◆ Required task: Provide nothing but the number of lines containing the string "đúng".

(Records from a collection)

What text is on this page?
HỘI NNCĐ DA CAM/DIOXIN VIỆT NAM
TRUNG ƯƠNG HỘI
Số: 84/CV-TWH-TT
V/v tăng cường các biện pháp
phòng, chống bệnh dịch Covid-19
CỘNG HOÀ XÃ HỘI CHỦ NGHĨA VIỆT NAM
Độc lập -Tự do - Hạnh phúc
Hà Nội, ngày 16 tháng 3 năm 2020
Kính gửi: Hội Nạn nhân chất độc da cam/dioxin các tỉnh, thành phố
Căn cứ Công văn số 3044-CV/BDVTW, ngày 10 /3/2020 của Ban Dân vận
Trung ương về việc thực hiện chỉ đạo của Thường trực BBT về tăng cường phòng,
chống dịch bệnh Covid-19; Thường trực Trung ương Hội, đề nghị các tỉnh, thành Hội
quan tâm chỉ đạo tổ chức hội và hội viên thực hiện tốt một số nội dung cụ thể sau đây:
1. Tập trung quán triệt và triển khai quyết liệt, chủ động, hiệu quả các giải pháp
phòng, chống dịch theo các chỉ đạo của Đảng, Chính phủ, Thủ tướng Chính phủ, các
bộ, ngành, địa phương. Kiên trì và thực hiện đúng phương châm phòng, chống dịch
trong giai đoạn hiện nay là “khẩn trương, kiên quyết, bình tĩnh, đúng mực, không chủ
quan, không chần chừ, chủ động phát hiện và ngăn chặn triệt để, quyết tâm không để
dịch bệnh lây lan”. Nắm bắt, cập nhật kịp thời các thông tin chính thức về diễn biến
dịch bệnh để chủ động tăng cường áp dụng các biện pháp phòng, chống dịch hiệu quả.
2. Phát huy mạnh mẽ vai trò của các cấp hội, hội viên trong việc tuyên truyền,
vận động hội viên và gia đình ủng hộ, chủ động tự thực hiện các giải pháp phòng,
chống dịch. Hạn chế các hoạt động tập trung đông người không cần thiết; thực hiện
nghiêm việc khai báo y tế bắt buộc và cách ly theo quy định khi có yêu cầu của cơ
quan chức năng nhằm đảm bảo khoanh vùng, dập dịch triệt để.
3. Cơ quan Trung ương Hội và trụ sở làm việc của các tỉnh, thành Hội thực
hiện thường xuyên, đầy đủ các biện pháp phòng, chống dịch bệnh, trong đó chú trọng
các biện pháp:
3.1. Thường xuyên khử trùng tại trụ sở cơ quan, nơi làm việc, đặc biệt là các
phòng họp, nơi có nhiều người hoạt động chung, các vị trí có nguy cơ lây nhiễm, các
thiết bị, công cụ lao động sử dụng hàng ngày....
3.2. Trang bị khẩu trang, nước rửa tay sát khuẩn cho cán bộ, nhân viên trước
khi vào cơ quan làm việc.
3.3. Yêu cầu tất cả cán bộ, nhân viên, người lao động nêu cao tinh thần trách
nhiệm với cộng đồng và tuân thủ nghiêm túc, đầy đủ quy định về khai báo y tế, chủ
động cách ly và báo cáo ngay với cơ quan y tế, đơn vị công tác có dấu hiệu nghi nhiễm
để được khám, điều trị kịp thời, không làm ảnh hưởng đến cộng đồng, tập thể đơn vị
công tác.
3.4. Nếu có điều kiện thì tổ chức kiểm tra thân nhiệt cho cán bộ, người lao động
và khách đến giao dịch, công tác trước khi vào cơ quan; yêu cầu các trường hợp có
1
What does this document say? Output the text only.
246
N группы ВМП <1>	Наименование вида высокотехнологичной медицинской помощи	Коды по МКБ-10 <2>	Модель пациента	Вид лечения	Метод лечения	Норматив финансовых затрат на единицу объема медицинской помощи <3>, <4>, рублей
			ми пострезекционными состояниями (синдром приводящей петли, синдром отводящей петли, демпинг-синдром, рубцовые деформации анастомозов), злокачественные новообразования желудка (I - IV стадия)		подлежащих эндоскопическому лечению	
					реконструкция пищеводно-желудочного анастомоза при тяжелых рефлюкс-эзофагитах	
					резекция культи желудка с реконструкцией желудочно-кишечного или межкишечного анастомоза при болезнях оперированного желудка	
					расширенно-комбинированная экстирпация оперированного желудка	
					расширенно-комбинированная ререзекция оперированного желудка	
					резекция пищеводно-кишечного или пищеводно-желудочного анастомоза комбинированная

◆ Output for this task: 2